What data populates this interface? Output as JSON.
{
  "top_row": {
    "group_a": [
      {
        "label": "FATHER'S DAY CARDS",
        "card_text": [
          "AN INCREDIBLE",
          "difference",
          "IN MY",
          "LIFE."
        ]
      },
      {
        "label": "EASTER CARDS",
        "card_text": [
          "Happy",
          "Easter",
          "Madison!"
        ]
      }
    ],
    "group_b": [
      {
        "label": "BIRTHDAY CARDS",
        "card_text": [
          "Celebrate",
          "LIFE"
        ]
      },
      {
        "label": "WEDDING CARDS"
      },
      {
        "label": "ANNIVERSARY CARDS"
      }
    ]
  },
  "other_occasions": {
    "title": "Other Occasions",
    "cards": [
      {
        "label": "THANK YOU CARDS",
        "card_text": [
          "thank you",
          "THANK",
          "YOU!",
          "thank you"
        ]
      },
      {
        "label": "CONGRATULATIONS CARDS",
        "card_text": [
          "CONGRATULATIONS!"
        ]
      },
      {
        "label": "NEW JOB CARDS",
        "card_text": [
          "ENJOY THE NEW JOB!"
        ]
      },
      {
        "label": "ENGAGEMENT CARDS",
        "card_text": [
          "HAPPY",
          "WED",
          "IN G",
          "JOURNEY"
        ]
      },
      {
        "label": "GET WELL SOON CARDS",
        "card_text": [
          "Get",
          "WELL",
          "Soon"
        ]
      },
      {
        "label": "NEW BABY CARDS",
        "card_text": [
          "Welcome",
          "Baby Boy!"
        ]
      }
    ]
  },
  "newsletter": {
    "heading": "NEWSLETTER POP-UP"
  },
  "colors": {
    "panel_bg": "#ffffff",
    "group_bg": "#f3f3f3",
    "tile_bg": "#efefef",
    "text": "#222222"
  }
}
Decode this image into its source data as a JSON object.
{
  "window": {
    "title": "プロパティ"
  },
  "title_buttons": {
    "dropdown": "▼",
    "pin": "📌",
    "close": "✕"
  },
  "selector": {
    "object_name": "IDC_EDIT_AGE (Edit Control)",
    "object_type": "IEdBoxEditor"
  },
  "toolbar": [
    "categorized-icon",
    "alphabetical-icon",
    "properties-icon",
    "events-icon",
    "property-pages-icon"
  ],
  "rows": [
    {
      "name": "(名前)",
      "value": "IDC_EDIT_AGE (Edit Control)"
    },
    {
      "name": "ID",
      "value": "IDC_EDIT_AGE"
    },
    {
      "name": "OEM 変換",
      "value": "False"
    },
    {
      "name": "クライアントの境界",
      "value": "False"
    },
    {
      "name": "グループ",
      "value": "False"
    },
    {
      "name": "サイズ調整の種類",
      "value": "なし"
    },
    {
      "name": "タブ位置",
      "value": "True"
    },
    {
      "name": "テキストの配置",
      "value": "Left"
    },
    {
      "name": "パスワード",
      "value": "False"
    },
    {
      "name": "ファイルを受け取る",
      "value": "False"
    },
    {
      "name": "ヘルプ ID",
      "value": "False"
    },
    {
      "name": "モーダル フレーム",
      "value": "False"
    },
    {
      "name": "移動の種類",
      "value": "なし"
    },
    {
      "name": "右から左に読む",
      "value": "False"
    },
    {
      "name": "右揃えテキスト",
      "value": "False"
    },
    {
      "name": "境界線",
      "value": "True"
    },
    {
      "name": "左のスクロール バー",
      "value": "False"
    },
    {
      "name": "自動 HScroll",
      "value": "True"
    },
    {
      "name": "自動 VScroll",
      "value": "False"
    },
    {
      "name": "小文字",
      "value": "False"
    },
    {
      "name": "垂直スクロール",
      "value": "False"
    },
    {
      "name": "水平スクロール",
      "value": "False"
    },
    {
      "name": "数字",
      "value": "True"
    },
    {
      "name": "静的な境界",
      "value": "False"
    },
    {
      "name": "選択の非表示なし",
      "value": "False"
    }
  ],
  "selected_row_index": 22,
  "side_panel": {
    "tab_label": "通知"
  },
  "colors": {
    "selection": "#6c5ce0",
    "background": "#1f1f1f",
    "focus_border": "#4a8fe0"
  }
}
+ + + +
- **TASK TO COMPLETE**:
Check each line of the records for the word "icon", and show the lines that contain it.

- **TASK RESULT**:
    "categorized-icon",
    "alphabetical-icon",
    "properties-icon",
    "events-icon",
    "property-pages-icon"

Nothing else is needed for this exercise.